§ EXTRACTED MATERIAL
_ _ _ _ _ _ _

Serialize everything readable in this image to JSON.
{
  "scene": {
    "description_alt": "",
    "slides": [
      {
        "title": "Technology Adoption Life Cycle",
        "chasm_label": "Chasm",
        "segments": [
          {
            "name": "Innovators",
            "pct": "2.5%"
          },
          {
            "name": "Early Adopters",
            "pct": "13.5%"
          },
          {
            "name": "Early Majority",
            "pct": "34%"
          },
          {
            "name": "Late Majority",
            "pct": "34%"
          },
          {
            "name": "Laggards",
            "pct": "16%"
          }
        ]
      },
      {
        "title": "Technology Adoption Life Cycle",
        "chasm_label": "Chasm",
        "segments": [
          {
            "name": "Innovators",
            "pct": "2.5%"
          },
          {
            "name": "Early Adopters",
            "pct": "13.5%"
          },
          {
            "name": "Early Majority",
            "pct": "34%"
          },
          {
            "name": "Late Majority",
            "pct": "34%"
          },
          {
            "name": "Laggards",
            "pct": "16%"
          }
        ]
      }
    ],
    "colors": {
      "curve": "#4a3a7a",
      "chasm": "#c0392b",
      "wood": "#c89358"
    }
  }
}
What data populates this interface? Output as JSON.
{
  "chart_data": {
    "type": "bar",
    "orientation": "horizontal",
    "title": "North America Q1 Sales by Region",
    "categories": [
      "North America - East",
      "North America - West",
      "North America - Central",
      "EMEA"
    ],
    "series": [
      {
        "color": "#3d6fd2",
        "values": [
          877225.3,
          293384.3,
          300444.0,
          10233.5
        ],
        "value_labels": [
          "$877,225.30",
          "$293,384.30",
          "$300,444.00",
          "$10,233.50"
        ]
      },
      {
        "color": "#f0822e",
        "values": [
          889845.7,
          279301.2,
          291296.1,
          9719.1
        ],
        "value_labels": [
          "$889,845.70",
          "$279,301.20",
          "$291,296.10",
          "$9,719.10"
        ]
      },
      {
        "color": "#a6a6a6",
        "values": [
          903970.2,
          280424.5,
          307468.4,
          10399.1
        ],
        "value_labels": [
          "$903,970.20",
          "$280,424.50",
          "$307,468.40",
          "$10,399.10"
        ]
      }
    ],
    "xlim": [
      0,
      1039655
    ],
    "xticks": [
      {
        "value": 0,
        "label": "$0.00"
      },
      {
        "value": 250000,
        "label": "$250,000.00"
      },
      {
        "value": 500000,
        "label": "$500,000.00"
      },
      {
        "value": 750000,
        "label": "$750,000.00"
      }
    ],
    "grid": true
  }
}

_ _ _ _ _ _ _

§ WRITTEN REQUEST
Restate the listing in full, word for word.

§ COMPLETE OUTPUT
Serialize everything readable in this image to JSON.
{
  "scene": {
    "description_alt": "",
    "slides": [
      {
        "title": "Technology Adoption Life Cycle",
        "chasm_label": "Chasm",
        "segments": [
          {
            "name": "Innovators",
            "pct": "2.5%"
          },
          {
            "name": "Early Adopters",
            "pct": "13.5%"
          },
          {
            "name": "Early Majority",
            "pct": "34%"
          },
          {
            "name": "Late Majority",
            "pct": "34%"
          },
          {
            "name": "Laggards",
            "pct": "16%"
          }
        ]
      },
      {
        "title": "Technology Adoption Life Cycle",
        "chasm_label": "Chasm",
        "segments": [
          {
            "name": "Innovators",
            "pct": "2.5%"
          },
          {
            "name": "Early Adopters",
            "pct": "13.5%"
          },
          {
            "name": "Early Majority",
            "pct": "34%"
          },
          {
            "name": "Late Majority",
            "pct": "34%"
          },
          {
            "name": "Laggards",
            "pct": "16%"
          }
        ]
      }
    ],
    "colors": {
      "curve": "#4a3a7a",
      "chasm": "#c0392b",
      "wood": "#c89358"
    }
  }
}
What data populates this interface? Output as JSON.
{
  "chart_data": {
    "type": "bar",
    "orientation": "horizontal",
    "title": "North America Q1 Sales by Region",
    "categories": [
      "North America - East",
      "North America - West",
      "North America - Central",
      "EMEA"
    ],
    "series": [
      {
        "color": "#3d6fd2",
        "values": [
          877225.3,
          293384.3,
          300444.0,
          10233.5
        ],
        "value_labels": [
          "$877,225.30",
          "$293,384.30",
          "$300,444.00",
          "$10,233.50"
        ]
      },
      {
        "color": "#f0822e",
        "values": [
          889845.7,
          279301.2,
          291296.1,
          9719.1
        ],
        "value_labels": [
          "$889,845.70",
          "$279,301.20",
          "$291,296.10",
          "$9,719.10"
        ]
      },
      {
        "color": "#a6a6a6",
        "values": [
          903970.2,
          280424.5,
          307468.4,
          10399.1
        ],
        "value_labels": [
          "$903,970.20",
          "$280,424.50",
          "$307,468.40",
          "$10,399.10"
        ]
      }
    ],
    "xlim": [
      0,
      1039655
    ],
    "xticks": [
      {
        "value": 0,
        "label": "$0.00"
      },
      {
        "value": 250000,
        "label": "$250,000.00"
      },
      {
        "value": 500000,
        "label": "$500,000.00"
      },
      {
        "value": 750000,
        "label": "$750,000.00"
      }
    ],
    "grid": true
  }
}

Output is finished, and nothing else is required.